Without the images, write out all of the following entries exactly.
— begin —
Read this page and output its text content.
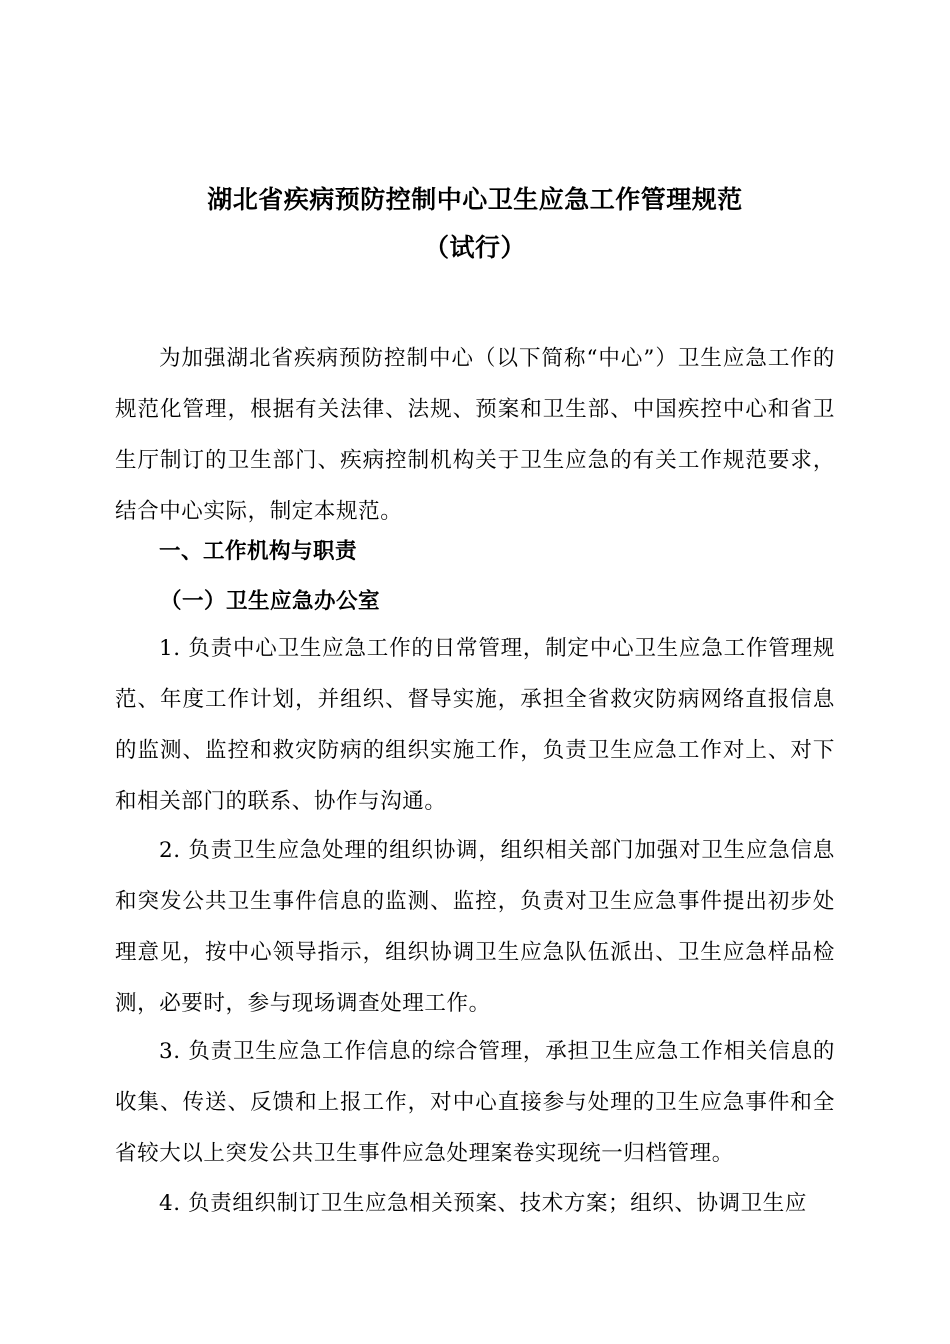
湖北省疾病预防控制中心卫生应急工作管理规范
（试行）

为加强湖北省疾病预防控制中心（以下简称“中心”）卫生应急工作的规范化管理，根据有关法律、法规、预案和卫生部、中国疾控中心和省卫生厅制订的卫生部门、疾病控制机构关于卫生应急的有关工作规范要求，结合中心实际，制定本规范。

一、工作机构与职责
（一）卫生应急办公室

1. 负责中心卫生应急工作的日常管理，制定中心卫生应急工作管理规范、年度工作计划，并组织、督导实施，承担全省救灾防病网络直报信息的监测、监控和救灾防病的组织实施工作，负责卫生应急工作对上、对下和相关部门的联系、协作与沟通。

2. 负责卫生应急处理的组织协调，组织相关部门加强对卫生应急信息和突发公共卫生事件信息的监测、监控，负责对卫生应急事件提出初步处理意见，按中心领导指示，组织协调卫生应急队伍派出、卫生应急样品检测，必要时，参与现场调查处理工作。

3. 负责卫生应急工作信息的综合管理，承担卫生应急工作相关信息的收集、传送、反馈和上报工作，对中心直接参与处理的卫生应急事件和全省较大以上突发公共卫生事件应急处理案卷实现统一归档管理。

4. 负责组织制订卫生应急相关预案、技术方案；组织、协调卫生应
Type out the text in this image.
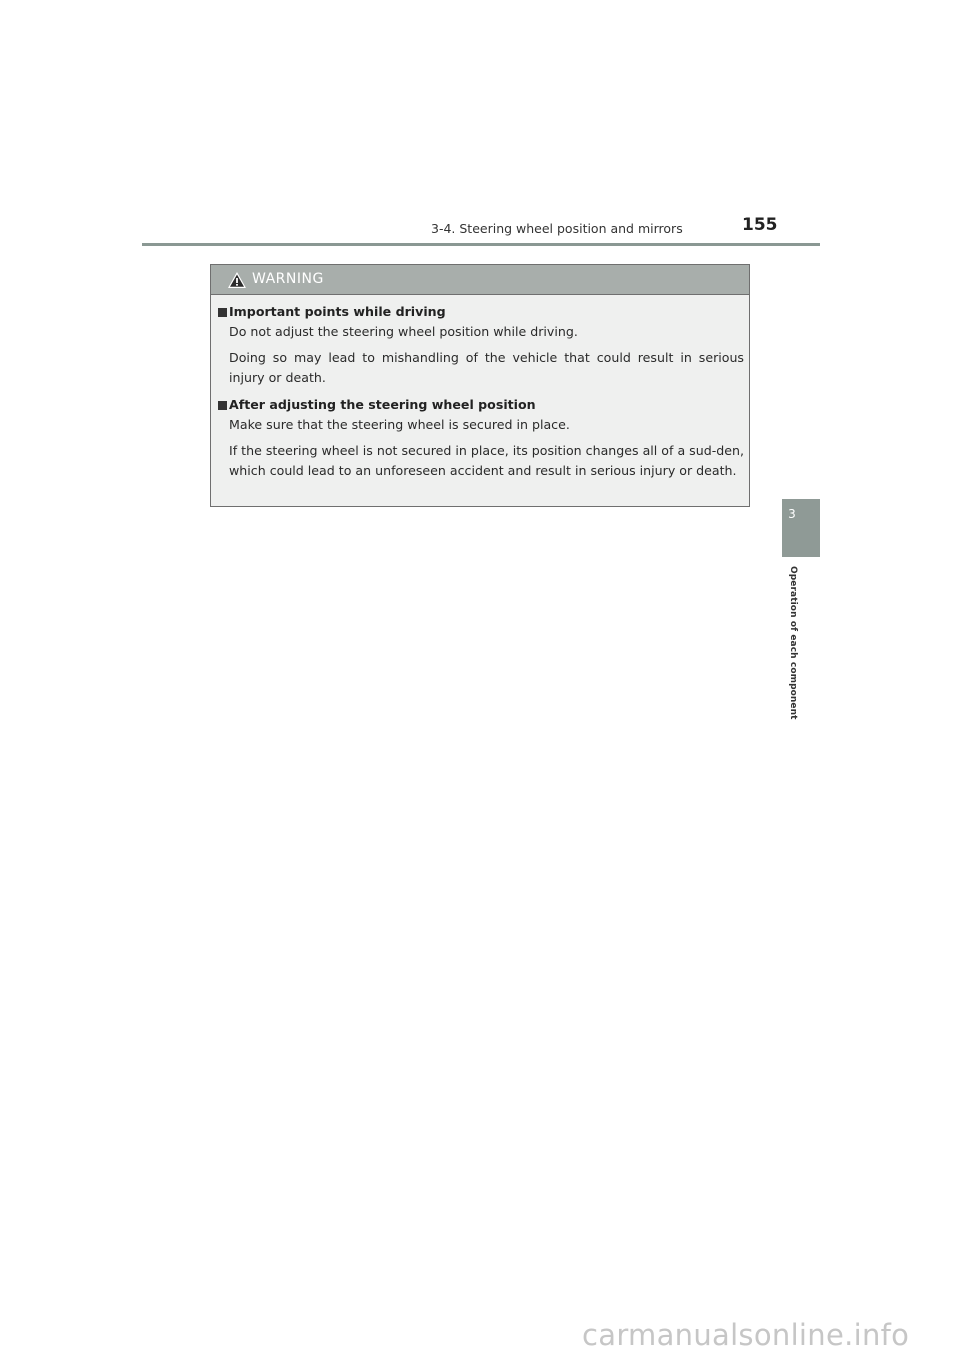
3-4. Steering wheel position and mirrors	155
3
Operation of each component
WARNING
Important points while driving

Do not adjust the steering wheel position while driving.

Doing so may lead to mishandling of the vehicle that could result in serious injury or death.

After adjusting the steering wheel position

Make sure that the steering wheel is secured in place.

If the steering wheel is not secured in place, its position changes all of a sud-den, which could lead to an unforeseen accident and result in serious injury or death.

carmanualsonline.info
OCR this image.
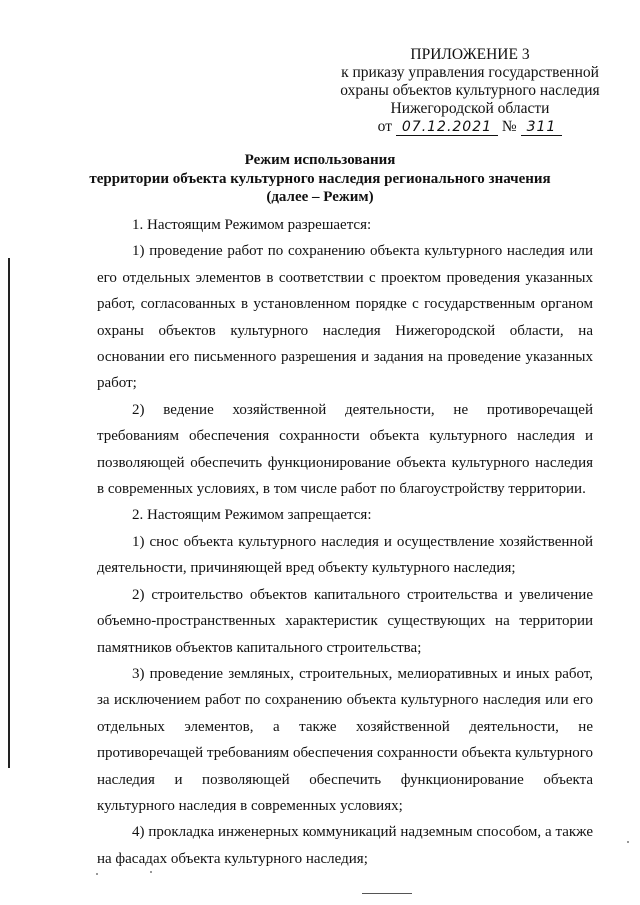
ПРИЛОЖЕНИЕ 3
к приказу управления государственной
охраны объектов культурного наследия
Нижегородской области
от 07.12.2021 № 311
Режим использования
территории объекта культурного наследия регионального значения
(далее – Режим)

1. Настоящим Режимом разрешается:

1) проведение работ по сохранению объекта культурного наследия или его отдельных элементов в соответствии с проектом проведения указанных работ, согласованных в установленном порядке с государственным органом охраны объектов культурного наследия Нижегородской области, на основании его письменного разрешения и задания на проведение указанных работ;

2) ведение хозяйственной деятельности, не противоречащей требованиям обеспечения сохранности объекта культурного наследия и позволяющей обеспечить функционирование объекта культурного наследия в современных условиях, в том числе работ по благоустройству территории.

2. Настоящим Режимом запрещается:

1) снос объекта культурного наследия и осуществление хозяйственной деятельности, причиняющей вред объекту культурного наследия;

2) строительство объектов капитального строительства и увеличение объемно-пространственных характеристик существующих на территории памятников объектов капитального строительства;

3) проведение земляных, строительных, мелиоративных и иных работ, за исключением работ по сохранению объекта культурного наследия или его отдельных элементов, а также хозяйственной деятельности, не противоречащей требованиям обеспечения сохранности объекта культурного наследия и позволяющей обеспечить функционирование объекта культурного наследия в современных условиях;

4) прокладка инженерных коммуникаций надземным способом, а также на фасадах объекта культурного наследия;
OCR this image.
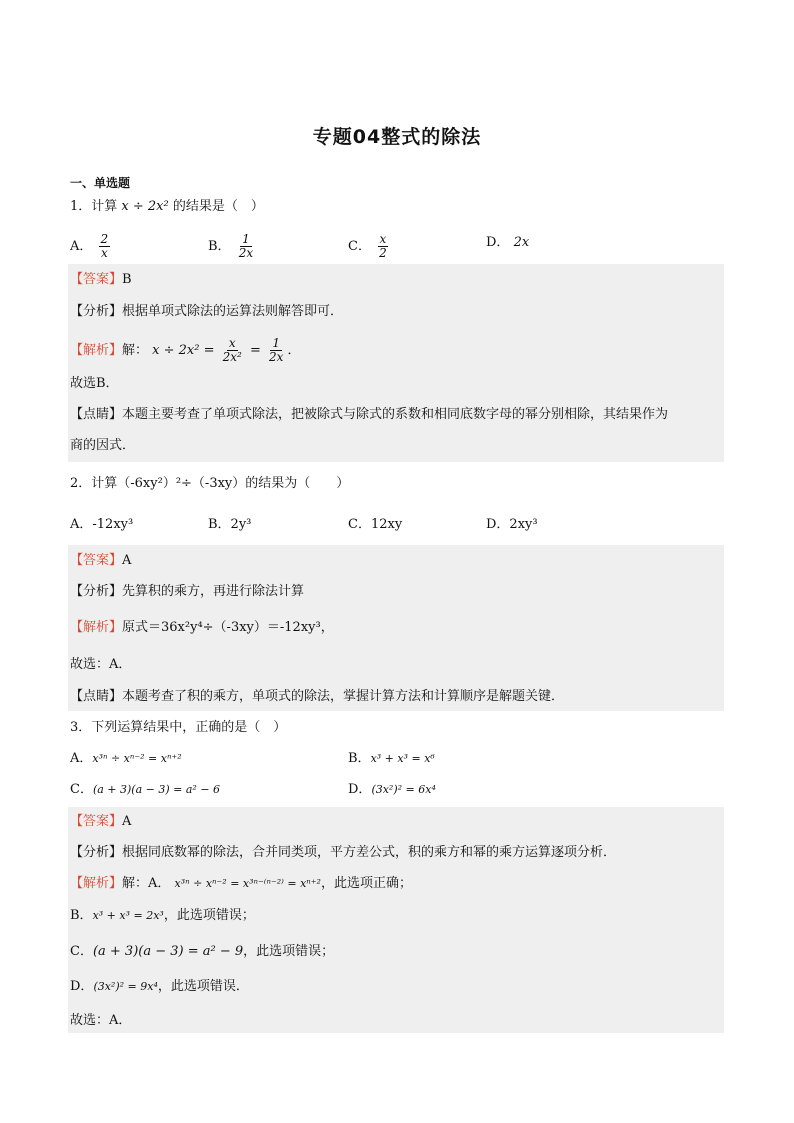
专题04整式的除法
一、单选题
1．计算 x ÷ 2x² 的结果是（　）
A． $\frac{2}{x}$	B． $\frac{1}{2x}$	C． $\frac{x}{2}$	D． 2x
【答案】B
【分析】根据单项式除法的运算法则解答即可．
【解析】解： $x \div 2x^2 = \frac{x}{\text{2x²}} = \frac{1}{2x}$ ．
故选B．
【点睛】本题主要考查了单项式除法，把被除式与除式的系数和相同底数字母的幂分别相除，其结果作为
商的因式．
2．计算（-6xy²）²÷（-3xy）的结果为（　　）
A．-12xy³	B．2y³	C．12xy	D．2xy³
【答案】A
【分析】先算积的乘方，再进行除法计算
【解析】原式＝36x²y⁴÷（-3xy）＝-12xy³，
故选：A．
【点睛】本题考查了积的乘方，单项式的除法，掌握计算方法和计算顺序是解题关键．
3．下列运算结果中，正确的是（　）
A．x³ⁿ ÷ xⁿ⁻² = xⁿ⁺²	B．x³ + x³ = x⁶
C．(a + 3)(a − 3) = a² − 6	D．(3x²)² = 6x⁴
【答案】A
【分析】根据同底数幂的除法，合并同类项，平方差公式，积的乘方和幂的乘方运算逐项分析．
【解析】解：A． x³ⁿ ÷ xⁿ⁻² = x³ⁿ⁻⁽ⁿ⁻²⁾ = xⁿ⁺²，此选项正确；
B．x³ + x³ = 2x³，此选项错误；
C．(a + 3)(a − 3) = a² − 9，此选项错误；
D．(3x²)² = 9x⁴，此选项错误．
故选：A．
— end —
● **RESULT OF THIS EXERCISE**:
Read this page and output its text content.
湖北省疾病预防控制中心卫生应急工作管理规范
（试行）

为加强湖北省疾病预防控制中心（以下简称“中心”）卫生应急工作的规范化管理，根据有关法律、法规、预案和卫生部、中国疾控中心和省卫生厅制订的卫生部门、疾病控制机构关于卫生应急的有关工作规范要求，结合中心实际，制定本规范。

一、工作机构与职责
（一）卫生应急办公室

1. 负责中心卫生应急工作的日常管理，制定中心卫生应急工作管理规范、年度工作计划，并组织、督导实施，承担全省救灾防病网络直报信息的监测、监控和救灾防病的组织实施工作，负责卫生应急工作对上、对下和相关部门的联系、协作与沟通。

2. 负责卫生应急处理的组织协调，组织相关部门加强对卫生应急信息和突发公共卫生事件信息的监测、监控，负责对卫生应急事件提出初步处理意见，按中心领导指示，组织协调卫生应急队伍派出、卫生应急样品检测，必要时，参与现场调查处理工作。

3. 负责卫生应急工作信息的综合管理，承担卫生应急工作相关信息的收集、传送、反馈和上报工作，对中心直接参与处理的卫生应急事件和全省较大以上突发公共卫生事件应急处理案卷实现统一归档管理。

4. 负责组织制订卫生应急相关预案、技术方案；组织、协调卫生应
Type out the text in this image.
3-4. Steering wheel position and mirrors	155
3
Operation of each component
WARNING
Important points while driving

Do not adjust the steering wheel position while driving.

Doing so may lead to mishandling of the vehicle that could result in serious injury or death.

After adjusting the steering wheel position

Make sure that the steering wheel is secured in place.

If the steering wheel is not secured in place, its position changes all of a sud-den, which could lead to an unforeseen accident and result in serious injury or death.

carmanualsonline.info
OCR this image.
ПРИЛОЖЕНИЕ 3
к приказу управления государственной
охраны объектов культурного наследия
Нижегородской области
от 07.12.2021 № 311
Режим использования
территории объекта культурного наследия регионального значения
(далее – Режим)

1. Настоящим Режимом разрешается:

1) проведение работ по сохранению объекта культурного наследия или его отдельных элементов в соответствии с проектом проведения указанных работ, согласованных в установленном порядке с государственным органом охраны объектов культурного наследия Нижегородской области, на основании его письменного разрешения и задания на проведение указанных работ;

2) ведение хозяйственной деятельности, не противоречащей требованиям обеспечения сохранности объекта культурного наследия и позволяющей обеспечить функционирование объекта культурного наследия в современных условиях, в том числе работ по благоустройству территории.

2. Настоящим Режимом запрещается:

1) снос объекта культурного наследия и осуществление хозяйственной деятельности, причиняющей вред объекту культурного наследия;

2) строительство объектов капитального строительства и увеличение объемно-пространственных характеристик существующих на территории памятников объектов капитального строительства;

3) проведение земляных, строительных, мелиоративных и иных работ, за исключением работ по сохранению объекта культурного наследия или его отдельных элементов, а также хозяйственной деятельности, не противоречащей требованиям обеспечения сохранности объекта культурного наследия и позволяющей обеспечить функционирование объекта культурного наследия в современных условиях;

4) прокладка инженерных коммуникаций надземным способом, а также на фасадах объекта культурного наследия;
OCR this image.
专题04整式的除法
一、单选题
1．计算 x ÷ 2x² 的结果是（　）
A． $\frac{2}{x}$	B． $\frac{1}{2x}$	C． $\frac{x}{2}$	D． 2x
【答案】B
【分析】根据单项式除法的运算法则解答即可．
【解析】解： $x \div 2x^2 = \frac{x}{\text{2x²}} = \frac{1}{2x}$ ．
故选B．
【点睛】本题主要考查了单项式除法，把被除式与除式的系数和相同底数字母的幂分别相除，其结果作为
商的因式．
2．计算（-6xy²）²÷（-3xy）的结果为（　　）
A．-12xy³	B．2y³	C．12xy	D．2xy³
【答案】A
【分析】先算积的乘方，再进行除法计算
【解析】原式＝36x²y⁴÷（-3xy）＝-12xy³，
故选：A．
【点睛】本题考查了积的乘方，单项式的除法，掌握计算方法和计算顺序是解题关键．
3．下列运算结果中，正确的是（　）
A．x³ⁿ ÷ xⁿ⁻² = xⁿ⁺²	B．x³ + x³ = x⁶
C．(a + 3)(a − 3) = a² − 6	D．(3x²)² = 6x⁴
【答案】A
【分析】根据同底数幂的除法，合并同类项，平方差公式，积的乘方和幂的乘方运算逐项分析．
【解析】解：A． x³ⁿ ÷ xⁿ⁻² = x³ⁿ⁻⁽ⁿ⁻²⁾ = xⁿ⁺²，此选项正确；
B．x³ + x³ = 2x³，此选项错误；
C．(a + 3)(a − 3) = a² − 9，此选项错误；
D．(3x²)² = 9x⁴，此选项错误．
故选：A．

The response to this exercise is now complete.